* Exercise
How many lines of the records below contain the word "pobliżu"? Answer with the number alone.

[Input records start]

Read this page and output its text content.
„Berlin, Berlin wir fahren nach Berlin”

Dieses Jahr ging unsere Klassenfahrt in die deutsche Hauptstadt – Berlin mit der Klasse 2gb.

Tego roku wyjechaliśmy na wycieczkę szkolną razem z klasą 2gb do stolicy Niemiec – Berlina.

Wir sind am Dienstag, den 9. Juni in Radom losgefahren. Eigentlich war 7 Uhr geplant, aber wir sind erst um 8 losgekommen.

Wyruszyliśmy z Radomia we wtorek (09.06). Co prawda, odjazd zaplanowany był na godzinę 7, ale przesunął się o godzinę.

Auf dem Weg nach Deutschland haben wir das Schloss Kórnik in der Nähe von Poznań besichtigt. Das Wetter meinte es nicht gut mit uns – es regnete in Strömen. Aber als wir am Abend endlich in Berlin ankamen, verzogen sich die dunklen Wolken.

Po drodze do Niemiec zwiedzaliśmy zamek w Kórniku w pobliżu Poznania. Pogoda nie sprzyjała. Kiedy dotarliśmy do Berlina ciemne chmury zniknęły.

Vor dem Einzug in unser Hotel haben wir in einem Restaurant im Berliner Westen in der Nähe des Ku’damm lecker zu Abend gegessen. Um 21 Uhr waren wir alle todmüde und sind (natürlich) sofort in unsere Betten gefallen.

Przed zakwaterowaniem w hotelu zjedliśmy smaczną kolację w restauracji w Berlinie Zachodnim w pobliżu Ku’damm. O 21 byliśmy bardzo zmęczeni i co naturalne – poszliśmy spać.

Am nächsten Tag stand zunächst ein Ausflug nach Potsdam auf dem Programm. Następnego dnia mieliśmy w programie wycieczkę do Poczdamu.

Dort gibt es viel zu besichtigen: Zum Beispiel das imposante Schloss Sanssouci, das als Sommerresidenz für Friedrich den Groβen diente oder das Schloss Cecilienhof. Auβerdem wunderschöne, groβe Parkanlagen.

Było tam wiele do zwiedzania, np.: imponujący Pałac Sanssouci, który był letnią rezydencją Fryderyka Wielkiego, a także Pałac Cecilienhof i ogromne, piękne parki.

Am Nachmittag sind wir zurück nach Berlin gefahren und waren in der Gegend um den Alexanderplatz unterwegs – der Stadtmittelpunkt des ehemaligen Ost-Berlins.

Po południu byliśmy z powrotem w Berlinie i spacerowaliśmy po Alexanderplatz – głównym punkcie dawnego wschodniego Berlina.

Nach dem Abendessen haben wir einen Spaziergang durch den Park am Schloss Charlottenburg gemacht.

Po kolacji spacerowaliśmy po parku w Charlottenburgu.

[Input records end]

* Right answer
2